Begin

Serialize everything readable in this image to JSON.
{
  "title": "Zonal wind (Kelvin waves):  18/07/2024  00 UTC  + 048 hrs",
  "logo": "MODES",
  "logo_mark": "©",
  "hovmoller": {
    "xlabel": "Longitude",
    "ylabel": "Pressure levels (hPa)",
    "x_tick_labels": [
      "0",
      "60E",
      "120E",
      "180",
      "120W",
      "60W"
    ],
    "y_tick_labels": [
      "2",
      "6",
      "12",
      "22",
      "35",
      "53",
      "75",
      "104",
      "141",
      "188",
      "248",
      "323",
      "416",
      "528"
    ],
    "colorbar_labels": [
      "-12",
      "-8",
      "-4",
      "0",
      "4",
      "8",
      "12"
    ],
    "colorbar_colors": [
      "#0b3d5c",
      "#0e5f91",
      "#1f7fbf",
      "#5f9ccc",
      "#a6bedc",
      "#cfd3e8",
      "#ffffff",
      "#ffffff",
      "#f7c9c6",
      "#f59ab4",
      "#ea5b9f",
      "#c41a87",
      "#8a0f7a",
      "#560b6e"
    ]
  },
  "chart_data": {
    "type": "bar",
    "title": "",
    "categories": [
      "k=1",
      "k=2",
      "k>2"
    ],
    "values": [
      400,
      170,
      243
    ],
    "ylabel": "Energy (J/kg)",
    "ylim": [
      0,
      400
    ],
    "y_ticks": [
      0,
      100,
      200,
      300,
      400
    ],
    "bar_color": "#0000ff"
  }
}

End

What you will do:
Reproduce every entry shown above, precisely as it stands.

Result of the task:
Serialize everything readable in this image to JSON.
{
  "title": "Zonal wind (Kelvin waves):  18/07/2024  00 UTC  + 048 hrs",
  "logo": "MODES",
  "logo_mark": "©",
  "hovmoller": {
    "xlabel": "Longitude",
    "ylabel": "Pressure levels (hPa)",
    "x_tick_labels": [
      "0",
      "60E",
      "120E",
      "180",
      "120W",
      "60W"
    ],
    "y_tick_labels": [
      "2",
      "6",
      "12",
      "22",
      "35",
      "53",
      "75",
      "104",
      "141",
      "188",
      "248",
      "323",
      "416",
      "528"
    ],
    "colorbar_labels": [
      "-12",
      "-8",
      "-4",
      "0",
      "4",
      "8",
      "12"
    ],
    "colorbar_colors": [
      "#0b3d5c",
      "#0e5f91",
      "#1f7fbf",
      "#5f9ccc",
      "#a6bedc",
      "#cfd3e8",
      "#ffffff",
      "#ffffff",
      "#f7c9c6",
      "#f59ab4",
      "#ea5b9f",
      "#c41a87",
      "#8a0f7a",
      "#560b6e"
    ]
  },
  "chart_data": {
    "type": "bar",
    "title": "",
    "categories": [
      "k=1",
      "k=2",
      "k>2"
    ],
    "values": [
      400,
      170,
      243
    ],
    "ylabel": "Energy (J/kg)",
    "ylim": [
      0,
      400
    ],
    "y_ticks": [
      0,
      100,
      200,
      300,
      400
    ],
    "bar_color": "#0000ff"
  }
}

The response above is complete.